Dataset rows for document pages
§ §

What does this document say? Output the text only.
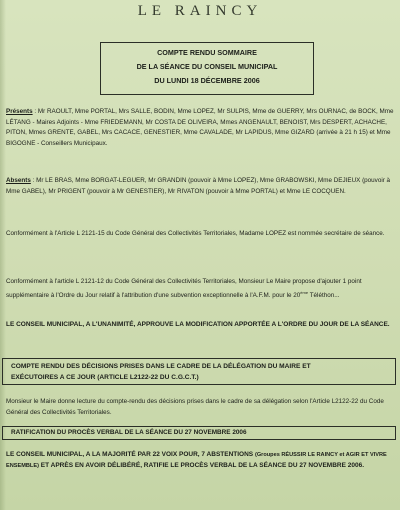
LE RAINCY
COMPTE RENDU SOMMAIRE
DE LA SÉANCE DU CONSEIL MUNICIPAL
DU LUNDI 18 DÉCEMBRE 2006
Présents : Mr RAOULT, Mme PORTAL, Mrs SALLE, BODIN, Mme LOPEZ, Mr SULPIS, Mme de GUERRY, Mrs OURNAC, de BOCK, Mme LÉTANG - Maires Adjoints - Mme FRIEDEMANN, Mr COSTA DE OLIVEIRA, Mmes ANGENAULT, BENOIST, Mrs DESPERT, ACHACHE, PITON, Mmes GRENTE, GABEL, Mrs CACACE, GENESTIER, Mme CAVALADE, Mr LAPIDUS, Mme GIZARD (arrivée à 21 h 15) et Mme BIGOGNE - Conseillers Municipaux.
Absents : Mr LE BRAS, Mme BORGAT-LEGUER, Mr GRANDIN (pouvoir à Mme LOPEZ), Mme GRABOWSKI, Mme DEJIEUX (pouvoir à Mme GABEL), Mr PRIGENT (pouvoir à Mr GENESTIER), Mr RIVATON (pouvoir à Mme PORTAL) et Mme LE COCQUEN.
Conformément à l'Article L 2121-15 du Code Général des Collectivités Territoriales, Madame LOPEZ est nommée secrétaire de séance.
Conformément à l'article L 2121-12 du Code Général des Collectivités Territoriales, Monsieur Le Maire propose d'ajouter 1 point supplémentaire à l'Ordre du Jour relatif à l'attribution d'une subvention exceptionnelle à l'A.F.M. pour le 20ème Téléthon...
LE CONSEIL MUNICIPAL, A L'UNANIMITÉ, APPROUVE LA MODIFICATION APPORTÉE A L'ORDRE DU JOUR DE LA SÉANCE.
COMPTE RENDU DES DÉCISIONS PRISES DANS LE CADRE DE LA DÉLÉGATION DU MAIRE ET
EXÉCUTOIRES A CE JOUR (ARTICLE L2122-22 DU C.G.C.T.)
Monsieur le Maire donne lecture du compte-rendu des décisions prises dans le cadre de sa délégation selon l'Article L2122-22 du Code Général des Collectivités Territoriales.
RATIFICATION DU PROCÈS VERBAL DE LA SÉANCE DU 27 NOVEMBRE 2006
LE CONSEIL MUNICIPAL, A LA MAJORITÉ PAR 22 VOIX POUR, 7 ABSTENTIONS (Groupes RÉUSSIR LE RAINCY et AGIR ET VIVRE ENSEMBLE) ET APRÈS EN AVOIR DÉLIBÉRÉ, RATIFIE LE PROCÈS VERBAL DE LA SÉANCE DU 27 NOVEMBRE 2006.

§ §

Each line above has to be returned exactly. Drop the pictures.

COMPLETED TASK:
What does this document say? Output the text only.
LE RAINCY
COMPTE RENDU SOMMAIRE
DE LA SÉANCE DU CONSEIL MUNICIPAL
DU LUNDI 18 DÉCEMBRE 2006
Présents : Mr RAOULT, Mme PORTAL, Mrs SALLE, BODIN, Mme LOPEZ, Mr SULPIS, Mme de GUERRY, Mrs OURNAC, de BOCK, Mme LÉTANG - Maires Adjoints - Mme FRIEDEMANN, Mr COSTA DE OLIVEIRA, Mmes ANGENAULT, BENOIST, Mrs DESPERT, ACHACHE, PITON, Mmes GRENTE, GABEL, Mrs CACACE, GENESTIER, Mme CAVALADE, Mr LAPIDUS, Mme GIZARD (arrivée à 21 h 15) et Mme BIGOGNE - Conseillers Municipaux.
Absents : Mr LE BRAS, Mme BORGAT-LEGUER, Mr GRANDIN (pouvoir à Mme LOPEZ), Mme GRABOWSKI, Mme DEJIEUX (pouvoir à Mme GABEL), Mr PRIGENT (pouvoir à Mr GENESTIER), Mr RIVATON (pouvoir à Mme PORTAL) et Mme LE COCQUEN.
Conformément à l'Article L 2121-15 du Code Général des Collectivités Territoriales, Madame LOPEZ est nommée secrétaire de séance.
Conformément à l'article L 2121-12 du Code Général des Collectivités Territoriales, Monsieur Le Maire propose d'ajouter 1 point supplémentaire à l'Ordre du Jour relatif à l'attribution d'une subvention exceptionnelle à l'A.F.M. pour le 20ème Téléthon...
LE CONSEIL MUNICIPAL, A L'UNANIMITÉ, APPROUVE LA MODIFICATION APPORTÉE A L'ORDRE DU JOUR DE LA SÉANCE.
COMPTE RENDU DES DÉCISIONS PRISES DANS LE CADRE DE LA DÉLÉGATION DU MAIRE ET
EXÉCUTOIRES A CE JOUR (ARTICLE L2122-22 DU C.G.C.T.)
Monsieur le Maire donne lecture du compte-rendu des décisions prises dans le cadre de sa délégation selon l'Article L2122-22 du Code Général des Collectivités Territoriales.
RATIFICATION DU PROCÈS VERBAL DE LA SÉANCE DU 27 NOVEMBRE 2006
LE CONSEIL MUNICIPAL, A LA MAJORITÉ PAR 22 VOIX POUR, 7 ABSTENTIONS (Groupes RÉUSSIR LE RAINCY et AGIR ET VIVRE ENSEMBLE) ET APRÈS EN AVOIR DÉLIBÉRÉ, RATIFIE LE PROCÈS VERBAL DE LA SÉANCE DU 27 NOVEMBRE 2006.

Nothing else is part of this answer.